**WRITTEN TASK:** From the entries below, pull out each line where "substancji" appears.

**RECORDS SUPPLIED:**
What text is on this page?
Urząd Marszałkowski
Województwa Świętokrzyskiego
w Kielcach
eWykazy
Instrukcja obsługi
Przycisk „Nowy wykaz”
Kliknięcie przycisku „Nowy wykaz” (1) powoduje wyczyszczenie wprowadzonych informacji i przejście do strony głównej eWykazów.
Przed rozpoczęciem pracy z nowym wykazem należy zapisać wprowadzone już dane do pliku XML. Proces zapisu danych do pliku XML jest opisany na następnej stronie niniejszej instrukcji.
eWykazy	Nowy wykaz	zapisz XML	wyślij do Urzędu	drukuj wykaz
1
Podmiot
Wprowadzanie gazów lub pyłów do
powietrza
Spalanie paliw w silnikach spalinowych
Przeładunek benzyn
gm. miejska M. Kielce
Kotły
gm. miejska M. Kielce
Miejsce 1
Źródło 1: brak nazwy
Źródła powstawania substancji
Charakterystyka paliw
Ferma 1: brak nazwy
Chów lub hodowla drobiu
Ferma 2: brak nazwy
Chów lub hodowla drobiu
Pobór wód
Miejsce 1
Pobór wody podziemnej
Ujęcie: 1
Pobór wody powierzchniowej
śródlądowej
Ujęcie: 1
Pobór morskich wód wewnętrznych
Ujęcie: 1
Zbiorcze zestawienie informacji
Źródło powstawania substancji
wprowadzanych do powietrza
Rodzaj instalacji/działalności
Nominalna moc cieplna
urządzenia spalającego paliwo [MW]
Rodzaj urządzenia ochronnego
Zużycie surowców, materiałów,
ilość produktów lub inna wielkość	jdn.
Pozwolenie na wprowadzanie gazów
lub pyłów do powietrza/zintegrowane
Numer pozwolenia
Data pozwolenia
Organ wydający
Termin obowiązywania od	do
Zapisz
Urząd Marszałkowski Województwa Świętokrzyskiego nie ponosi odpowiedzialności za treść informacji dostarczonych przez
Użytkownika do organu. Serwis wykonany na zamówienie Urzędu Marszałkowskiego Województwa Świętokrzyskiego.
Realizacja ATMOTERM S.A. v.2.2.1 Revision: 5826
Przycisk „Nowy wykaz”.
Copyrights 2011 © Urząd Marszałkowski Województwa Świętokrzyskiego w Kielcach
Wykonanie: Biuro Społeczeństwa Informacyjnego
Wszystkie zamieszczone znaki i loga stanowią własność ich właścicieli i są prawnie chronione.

**FINAL ANSWER:**
Źródła powstawania substancji
Źródło powstawania substancji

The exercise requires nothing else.